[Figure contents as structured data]
--- --- ---
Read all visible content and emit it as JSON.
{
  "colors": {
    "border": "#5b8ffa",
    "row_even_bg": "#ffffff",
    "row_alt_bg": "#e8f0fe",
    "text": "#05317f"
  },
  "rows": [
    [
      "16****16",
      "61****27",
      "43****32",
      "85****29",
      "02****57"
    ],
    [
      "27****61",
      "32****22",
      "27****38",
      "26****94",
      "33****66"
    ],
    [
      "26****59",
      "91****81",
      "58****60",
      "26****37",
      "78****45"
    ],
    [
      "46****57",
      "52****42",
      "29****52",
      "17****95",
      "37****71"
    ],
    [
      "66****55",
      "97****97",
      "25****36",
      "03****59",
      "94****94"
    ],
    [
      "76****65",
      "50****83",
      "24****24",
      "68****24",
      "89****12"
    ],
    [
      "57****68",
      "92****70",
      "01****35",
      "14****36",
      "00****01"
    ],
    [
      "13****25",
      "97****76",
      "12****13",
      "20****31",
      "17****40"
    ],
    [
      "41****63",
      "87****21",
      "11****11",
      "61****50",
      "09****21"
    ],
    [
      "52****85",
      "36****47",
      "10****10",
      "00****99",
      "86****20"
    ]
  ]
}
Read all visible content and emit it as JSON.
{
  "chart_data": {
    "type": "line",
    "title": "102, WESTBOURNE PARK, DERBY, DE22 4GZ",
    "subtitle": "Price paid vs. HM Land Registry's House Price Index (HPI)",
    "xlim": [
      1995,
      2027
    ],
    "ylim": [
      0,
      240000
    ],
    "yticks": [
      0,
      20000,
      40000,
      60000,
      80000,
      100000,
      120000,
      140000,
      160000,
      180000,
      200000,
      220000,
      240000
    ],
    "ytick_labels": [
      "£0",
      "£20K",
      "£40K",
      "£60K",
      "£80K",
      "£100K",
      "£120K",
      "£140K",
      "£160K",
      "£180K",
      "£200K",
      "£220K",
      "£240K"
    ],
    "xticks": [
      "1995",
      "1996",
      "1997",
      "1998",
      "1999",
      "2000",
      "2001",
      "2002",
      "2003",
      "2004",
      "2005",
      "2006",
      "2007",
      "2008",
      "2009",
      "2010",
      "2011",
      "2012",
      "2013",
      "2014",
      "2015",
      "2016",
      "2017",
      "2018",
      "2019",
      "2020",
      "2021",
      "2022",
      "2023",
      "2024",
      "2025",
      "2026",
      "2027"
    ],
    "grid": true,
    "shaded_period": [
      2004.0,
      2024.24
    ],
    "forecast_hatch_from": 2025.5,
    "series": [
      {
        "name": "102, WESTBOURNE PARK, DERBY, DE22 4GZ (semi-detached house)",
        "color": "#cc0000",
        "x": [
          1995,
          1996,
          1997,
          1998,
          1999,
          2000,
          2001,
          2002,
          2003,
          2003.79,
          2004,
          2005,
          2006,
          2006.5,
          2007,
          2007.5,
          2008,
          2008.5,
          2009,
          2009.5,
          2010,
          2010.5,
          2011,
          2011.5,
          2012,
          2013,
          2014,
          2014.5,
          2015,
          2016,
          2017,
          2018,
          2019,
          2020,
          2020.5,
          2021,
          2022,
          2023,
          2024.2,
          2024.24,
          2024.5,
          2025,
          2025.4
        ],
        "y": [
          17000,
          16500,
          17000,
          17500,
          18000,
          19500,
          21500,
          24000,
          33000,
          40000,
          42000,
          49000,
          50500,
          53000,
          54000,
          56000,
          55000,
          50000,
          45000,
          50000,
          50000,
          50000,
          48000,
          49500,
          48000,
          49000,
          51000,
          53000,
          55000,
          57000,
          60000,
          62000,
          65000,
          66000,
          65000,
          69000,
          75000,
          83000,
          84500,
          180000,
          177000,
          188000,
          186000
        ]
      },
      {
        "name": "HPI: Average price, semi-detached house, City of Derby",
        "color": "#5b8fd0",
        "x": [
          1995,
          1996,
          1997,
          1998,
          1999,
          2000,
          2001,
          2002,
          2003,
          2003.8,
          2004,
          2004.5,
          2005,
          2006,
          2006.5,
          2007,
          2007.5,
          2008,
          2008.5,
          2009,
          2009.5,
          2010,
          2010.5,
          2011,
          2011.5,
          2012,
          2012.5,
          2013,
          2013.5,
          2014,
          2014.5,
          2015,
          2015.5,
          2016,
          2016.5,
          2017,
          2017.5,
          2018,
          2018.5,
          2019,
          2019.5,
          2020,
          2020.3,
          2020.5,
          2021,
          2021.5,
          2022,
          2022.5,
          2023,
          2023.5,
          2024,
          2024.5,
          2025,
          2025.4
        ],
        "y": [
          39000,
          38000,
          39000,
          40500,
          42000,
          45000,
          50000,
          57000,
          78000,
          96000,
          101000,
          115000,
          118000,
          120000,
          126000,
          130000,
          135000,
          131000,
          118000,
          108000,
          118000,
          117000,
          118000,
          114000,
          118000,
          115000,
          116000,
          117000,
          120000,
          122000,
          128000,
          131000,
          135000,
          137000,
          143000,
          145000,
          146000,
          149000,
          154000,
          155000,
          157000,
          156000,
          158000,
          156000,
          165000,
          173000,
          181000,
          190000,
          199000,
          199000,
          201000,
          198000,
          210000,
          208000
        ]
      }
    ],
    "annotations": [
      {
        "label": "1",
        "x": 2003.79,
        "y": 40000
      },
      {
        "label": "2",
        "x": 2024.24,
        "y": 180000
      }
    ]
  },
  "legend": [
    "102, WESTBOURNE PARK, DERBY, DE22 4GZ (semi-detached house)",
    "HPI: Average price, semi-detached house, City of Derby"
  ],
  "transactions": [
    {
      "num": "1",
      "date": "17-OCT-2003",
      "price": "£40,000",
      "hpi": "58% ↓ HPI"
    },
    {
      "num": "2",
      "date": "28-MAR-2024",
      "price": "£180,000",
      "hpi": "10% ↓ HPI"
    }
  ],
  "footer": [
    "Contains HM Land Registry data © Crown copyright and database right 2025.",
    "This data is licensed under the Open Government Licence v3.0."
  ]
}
--- --- ---
[THE REQUEST]:
Reproduce every record, matching each line exactly.

[OUTPUT OF THE EXERCISE]:
Read all visible content and emit it as JSON.
{
  "colors": {
    "border": "#5b8ffa",
    "row_even_bg": "#ffffff",
    "row_alt_bg": "#e8f0fe",
    "text": "#05317f"
  },
  "rows": [
    [
      "16****16",
      "61****27",
      "43****32",
      "85****29",
      "02****57"
    ],
    [
      "27****61",
      "32****22",
      "27****38",
      "26****94",
      "33****66"
    ],
    [
      "26****59",
      "91****81",
      "58****60",
      "26****37",
      "78****45"
    ],
    [
      "46****57",
      "52****42",
      "29****52",
      "17****95",
      "37****71"
    ],
    [
      "66****55",
      "97****97",
      "25****36",
      "03****59",
      "94****94"
    ],
    [
      "76****65",
      "50****83",
      "24****24",
      "68****24",
      "89****12"
    ],
    [
      "57****68",
      "92****70",
      "01****35",
      "14****36",
      "00****01"
    ],
    [
      "13****25",
      "97****76",
      "12****13",
      "20****31",
      "17****40"
    ],
    [
      "41****63",
      "87****21",
      "11****11",
      "61****50",
      "09****21"
    ],
    [
      "52****85",
      "36****47",
      "10****10",
      "00****99",
      "86****20"
    ]
  ]
}
Read all visible content and emit it as JSON.
{
  "chart_data": {
    "type": "line",
    "title": "102, WESTBOURNE PARK, DERBY, DE22 4GZ",
    "subtitle": "Price paid vs. HM Land Registry's House Price Index (HPI)",
    "xlim": [
      1995,
      2027
    ],
    "ylim": [
      0,
      240000
    ],
    "yticks": [
      0,
      20000,
      40000,
      60000,
      80000,
      100000,
      120000,
      140000,
      160000,
      180000,
      200000,
      220000,
      240000
    ],
    "ytick_labels": [
      "£0",
      "£20K",
      "£40K",
      "£60K",
      "£80K",
      "£100K",
      "£120K",
      "£140K",
      "£160K",
      "£180K",
      "£200K",
      "£220K",
      "£240K"
    ],
    "xticks": [
      "1995",
      "1996",
      "1997",
      "1998",
      "1999",
      "2000",
      "2001",
      "2002",
      "2003",
      "2004",
      "2005",
      "2006",
      "2007",
      "2008",
      "2009",
      "2010",
      "2011",
      "2012",
      "2013",
      "2014",
      "2015",
      "2016",
      "2017",
      "2018",
      "2019",
      "2020",
      "2021",
      "2022",
      "2023",
      "2024",
      "2025",
      "2026",
      "2027"
    ],
    "grid": true,
    "shaded_period": [
      2004.0,
      2024.24
    ],
    "forecast_hatch_from": 2025.5,
    "series": [
      {
        "name": "102, WESTBOURNE PARK, DERBY, DE22 4GZ (semi-detached house)",
        "color": "#cc0000",
        "x": [
          1995,
          1996,
          1997,
          1998,
          1999,
          2000,
          2001,
          2002,
          2003,
          2003.79,
          2004,
          2005,
          2006,
          2006.5,
          2007,
          2007.5,
          2008,
          2008.5,
          2009,
          2009.5,
          2010,
          2010.5,
          2011,
          2011.5,
          2012,
          2013,
          2014,
          2014.5,
          2015,
          2016,
          2017,
          2018,
          2019,
          2020,
          2020.5,
          2021,
          2022,
          2023,
          2024.2,
          2024.24,
          2024.5,
          2025,
          2025.4
        ],
        "y": [
          17000,
          16500,
          17000,
          17500,
          18000,
          19500,
          21500,
          24000,
          33000,
          40000,
          42000,
          49000,
          50500,
          53000,
          54000,
          56000,
          55000,
          50000,
          45000,
          50000,
          50000,
          50000,
          48000,
          49500,
          48000,
          49000,
          51000,
          53000,
          55000,
          57000,
          60000,
          62000,
          65000,
          66000,
          65000,
          69000,
          75000,
          83000,
          84500,
          180000,
          177000,
          188000,
          186000
        ]
      },
      {
        "name": "HPI: Average price, semi-detached house, City of Derby",
        "color": "#5b8fd0",
        "x": [
          1995,
          1996,
          1997,
          1998,
          1999,
          2000,
          2001,
          2002,
          2003,
          2003.8,
          2004,
          2004.5,
          2005,
          2006,
          2006.5,
          2007,
          2007.5,
          2008,
          2008.5,
          2009,
          2009.5,
          2010,
          2010.5,
          2011,
          2011.5,
          2012,
          2012.5,
          2013,
          2013.5,
          2014,
          2014.5,
          2015,
          2015.5,
          2016,
          2016.5,
          2017,
          2017.5,
          2018,
          2018.5,
          2019,
          2019.5,
          2020,
          2020.3,
          2020.5,
          2021,
          2021.5,
          2022,
          2022.5,
          2023,
          2023.5,
          2024,
          2024.5,
          2025,
          2025.4
        ],
        "y": [
          39000,
          38000,
          39000,
          40500,
          42000,
          45000,
          50000,
          57000,
          78000,
          96000,
          101000,
          115000,
          118000,
          120000,
          126000,
          130000,
          135000,
          131000,
          118000,
          108000,
          118000,
          117000,
          118000,
          114000,
          118000,
          115000,
          116000,
          117000,
          120000,
          122000,
          128000,
          131000,
          135000,
          137000,
          143000,
          145000,
          146000,
          149000,
          154000,
          155000,
          157000,
          156000,
          158000,
          156000,
          165000,
          173000,
          181000,
          190000,
          199000,
          199000,
          201000,
          198000,
          210000,
          208000
        ]
      }
    ],
    "annotations": [
      {
        "label": "1",
        "x": 2003.79,
        "y": 40000
      },
      {
        "label": "2",
        "x": 2024.24,
        "y": 180000
      }
    ]
  },
  "legend": [
    "102, WESTBOURNE PARK, DERBY, DE22 4GZ (semi-detached house)",
    "HPI: Average price, semi-detached house, City of Derby"
  ],
  "transactions": [
    {
      "num": "1",
      "date": "17-OCT-2003",
      "price": "£40,000",
      "hpi": "58% ↓ HPI"
    },
    {
      "num": "2",
      "date": "28-MAR-2024",
      "price": "£180,000",
      "hpi": "10% ↓ HPI"
    }
  ],
  "footer": [
    "Contains HM Land Registry data © Crown copyright and database right 2025.",
    "This data is licensed under the Open Government Licence v3.0."
  ]
}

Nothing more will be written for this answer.